> [The exercise] Using the listing below, please gather every line containing the word "have".

══════════════════════════════

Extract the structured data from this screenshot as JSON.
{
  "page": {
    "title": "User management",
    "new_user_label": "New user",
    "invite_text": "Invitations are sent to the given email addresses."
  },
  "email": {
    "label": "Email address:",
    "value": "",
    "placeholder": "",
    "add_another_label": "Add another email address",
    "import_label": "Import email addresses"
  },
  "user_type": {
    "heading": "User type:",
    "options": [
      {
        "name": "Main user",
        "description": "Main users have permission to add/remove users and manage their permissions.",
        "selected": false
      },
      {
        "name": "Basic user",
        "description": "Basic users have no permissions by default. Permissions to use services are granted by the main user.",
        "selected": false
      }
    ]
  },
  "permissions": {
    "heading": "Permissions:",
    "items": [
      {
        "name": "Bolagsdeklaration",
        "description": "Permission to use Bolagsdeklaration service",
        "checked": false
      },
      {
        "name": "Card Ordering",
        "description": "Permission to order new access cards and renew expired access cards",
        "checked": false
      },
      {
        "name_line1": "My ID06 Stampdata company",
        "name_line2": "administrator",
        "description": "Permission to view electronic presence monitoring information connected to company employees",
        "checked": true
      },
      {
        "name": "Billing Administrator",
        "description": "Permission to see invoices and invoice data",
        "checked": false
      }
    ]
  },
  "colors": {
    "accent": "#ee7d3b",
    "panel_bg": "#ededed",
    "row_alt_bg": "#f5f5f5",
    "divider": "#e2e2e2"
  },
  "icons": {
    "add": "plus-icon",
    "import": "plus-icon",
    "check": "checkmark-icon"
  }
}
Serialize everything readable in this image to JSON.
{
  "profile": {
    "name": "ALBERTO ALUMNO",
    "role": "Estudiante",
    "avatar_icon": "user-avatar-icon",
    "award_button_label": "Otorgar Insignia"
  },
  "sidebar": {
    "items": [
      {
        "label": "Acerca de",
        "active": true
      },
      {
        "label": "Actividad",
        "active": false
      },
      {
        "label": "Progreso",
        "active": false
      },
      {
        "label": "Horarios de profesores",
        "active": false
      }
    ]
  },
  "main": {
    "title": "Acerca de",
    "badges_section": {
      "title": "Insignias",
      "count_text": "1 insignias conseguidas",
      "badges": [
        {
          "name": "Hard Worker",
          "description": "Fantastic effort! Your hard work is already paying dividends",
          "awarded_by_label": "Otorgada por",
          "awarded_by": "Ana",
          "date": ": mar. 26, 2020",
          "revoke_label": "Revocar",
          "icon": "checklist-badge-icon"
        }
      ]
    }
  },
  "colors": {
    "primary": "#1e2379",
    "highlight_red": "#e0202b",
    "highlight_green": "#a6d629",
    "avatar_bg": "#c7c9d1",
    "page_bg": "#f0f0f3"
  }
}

══════════════════════════════

> [Result of the exercise]
        "description": "Main users have permission to add/remove users and manage their permissions.",
        "description": "Basic users have no permissions by default. Permissions to use services are granted by the main user.",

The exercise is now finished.